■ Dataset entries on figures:
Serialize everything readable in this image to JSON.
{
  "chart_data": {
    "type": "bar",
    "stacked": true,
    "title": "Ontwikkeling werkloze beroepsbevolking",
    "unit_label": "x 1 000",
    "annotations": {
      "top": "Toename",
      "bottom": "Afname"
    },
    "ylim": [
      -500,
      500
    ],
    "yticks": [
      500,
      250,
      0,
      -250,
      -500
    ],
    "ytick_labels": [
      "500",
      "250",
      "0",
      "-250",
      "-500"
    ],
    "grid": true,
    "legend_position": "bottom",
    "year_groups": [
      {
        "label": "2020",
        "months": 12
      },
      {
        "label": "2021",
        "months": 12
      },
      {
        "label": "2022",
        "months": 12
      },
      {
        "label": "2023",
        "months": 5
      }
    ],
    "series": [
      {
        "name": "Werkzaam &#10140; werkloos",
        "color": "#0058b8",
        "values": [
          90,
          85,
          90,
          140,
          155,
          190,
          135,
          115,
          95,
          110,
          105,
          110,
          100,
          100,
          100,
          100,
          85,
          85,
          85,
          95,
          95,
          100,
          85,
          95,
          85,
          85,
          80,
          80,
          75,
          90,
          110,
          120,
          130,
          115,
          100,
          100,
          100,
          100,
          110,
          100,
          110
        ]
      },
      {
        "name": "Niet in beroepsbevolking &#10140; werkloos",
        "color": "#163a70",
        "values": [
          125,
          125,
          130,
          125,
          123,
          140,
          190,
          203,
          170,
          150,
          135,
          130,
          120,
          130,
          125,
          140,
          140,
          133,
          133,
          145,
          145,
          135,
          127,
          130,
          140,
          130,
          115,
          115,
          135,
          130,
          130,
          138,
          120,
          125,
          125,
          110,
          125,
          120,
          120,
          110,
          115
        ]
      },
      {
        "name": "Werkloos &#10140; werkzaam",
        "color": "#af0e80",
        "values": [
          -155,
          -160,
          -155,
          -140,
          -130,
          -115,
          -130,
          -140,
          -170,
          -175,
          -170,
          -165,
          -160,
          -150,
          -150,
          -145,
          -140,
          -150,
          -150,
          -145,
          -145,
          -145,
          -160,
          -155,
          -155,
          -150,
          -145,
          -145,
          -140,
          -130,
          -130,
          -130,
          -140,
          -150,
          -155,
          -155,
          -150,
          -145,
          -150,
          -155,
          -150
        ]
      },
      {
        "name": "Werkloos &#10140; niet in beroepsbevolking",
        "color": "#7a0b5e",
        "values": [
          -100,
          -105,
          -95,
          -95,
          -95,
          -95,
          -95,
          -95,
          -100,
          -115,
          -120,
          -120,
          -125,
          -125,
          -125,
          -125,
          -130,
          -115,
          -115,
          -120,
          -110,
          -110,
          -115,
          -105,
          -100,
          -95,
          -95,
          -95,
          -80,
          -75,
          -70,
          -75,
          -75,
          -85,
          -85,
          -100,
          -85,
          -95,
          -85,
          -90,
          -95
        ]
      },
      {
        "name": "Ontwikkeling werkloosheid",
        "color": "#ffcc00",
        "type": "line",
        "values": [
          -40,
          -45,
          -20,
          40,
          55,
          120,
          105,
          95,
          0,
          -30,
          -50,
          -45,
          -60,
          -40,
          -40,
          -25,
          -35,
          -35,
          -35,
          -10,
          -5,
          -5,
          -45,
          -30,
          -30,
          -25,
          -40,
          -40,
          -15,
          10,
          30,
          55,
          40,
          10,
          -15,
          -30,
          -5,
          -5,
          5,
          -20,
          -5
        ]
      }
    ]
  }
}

■ Required work: Copy all the records above exactly, missing none.

■ Final result:
Serialize everything readable in this image to JSON.
{
  "chart_data": {
    "type": "bar",
    "stacked": true,
    "title": "Ontwikkeling werkloze beroepsbevolking",
    "unit_label": "x 1 000",
    "annotations": {
      "top": "Toename",
      "bottom": "Afname"
    },
    "ylim": [
      -500,
      500
    ],
    "yticks": [
      500,
      250,
      0,
      -250,
      -500
    ],
    "ytick_labels": [
      "500",
      "250",
      "0",
      "-250",
      "-500"
    ],
    "grid": true,
    "legend_position": "bottom",
    "year_groups": [
      {
        "label": "2020",
        "months": 12
      },
      {
        "label": "2021",
        "months": 12
      },
      {
        "label": "2022",
        "months": 12
      },
      {
        "label": "2023",
        "months": 5
      }
    ],
    "series": [
      {
        "name": "Werkzaam &#10140; werkloos",
        "color": "#0058b8",
        "values": [
          90,
          85,
          90,
          140,
          155,
          190,
          135,
          115,
          95,
          110,
          105,
          110,
          100,
          100,
          100,
          100,
          85,
          85,
          85,
          95,
          95,
          100,
          85,
          95,
          85,
          85,
          80,
          80,
          75,
          90,
          110,
          120,
          130,
          115,
          100,
          100,
          100,
          100,
          110,
          100,
          110
        ]
      },
      {
        "name": "Niet in beroepsbevolking &#10140; werkloos",
        "color": "#163a70",
        "values": [
          125,
          125,
          130,
          125,
          123,
          140,
          190,
          203,
          170,
          150,
          135,
          130,
          120,
          130,
          125,
          140,
          140,
          133,
          133,
          145,
          145,
          135,
          127,
          130,
          140,
          130,
          115,
          115,
          135,
          130,
          130,
          138,
          120,
          125,
          125,
          110,
          125,
          120,
          120,
          110,
          115
        ]
      },
      {
        "name": "Werkloos &#10140; werkzaam",
        "color": "#af0e80",
        "values": [
          -155,
          -160,
          -155,
          -140,
          -130,
          -115,
          -130,
          -140,
          -170,
          -175,
          -170,
          -165,
          -160,
          -150,
          -150,
          -145,
          -140,
          -150,
          -150,
          -145,
          -145,
          -145,
          -160,
          -155,
          -155,
          -150,
          -145,
          -145,
          -140,
          -130,
          -130,
          -130,
          -140,
          -150,
          -155,
          -155,
          -150,
          -145,
          -150,
          -155,
          -150
        ]
      },
      {
        "name": "Werkloos &#10140; niet in beroepsbevolking",
        "color": "#7a0b5e",
        "values": [
          -100,
          -105,
          -95,
          -95,
          -95,
          -95,
          -95,
          -95,
          -100,
          -115,
          -120,
          -120,
          -125,
          -125,
          -125,
          -125,
          -130,
          -115,
          -115,
          -120,
          -110,
          -110,
          -115,
          -105,
          -100,
          -95,
          -95,
          -95,
          -80,
          -75,
          -70,
          -75,
          -75,
          -85,
          -85,
          -100,
          -85,
          -95,
          -85,
          -90,
          -95
        ]
      },
      {
        "name": "Ontwikkeling werkloosheid",
        "color": "#ffcc00",
        "type": "line",
        "values": [
          -40,
          -45,
          -20,
          40,
          55,
          120,
          105,
          95,
          0,
          -30,
          -50,
          -45,
          -60,
          -40,
          -40,
          -25,
          -35,
          -35,
          -35,
          -10,
          -5,
          -5,
          -45,
          -30,
          -30,
          -25,
          -40,
          -40,
          -15,
          10,
          30,
          55,
          40,
          10,
          -15,
          -30,
          -5,
          -5,
          5,
          -20,
          -5
        ]
      }
    ]
  }
}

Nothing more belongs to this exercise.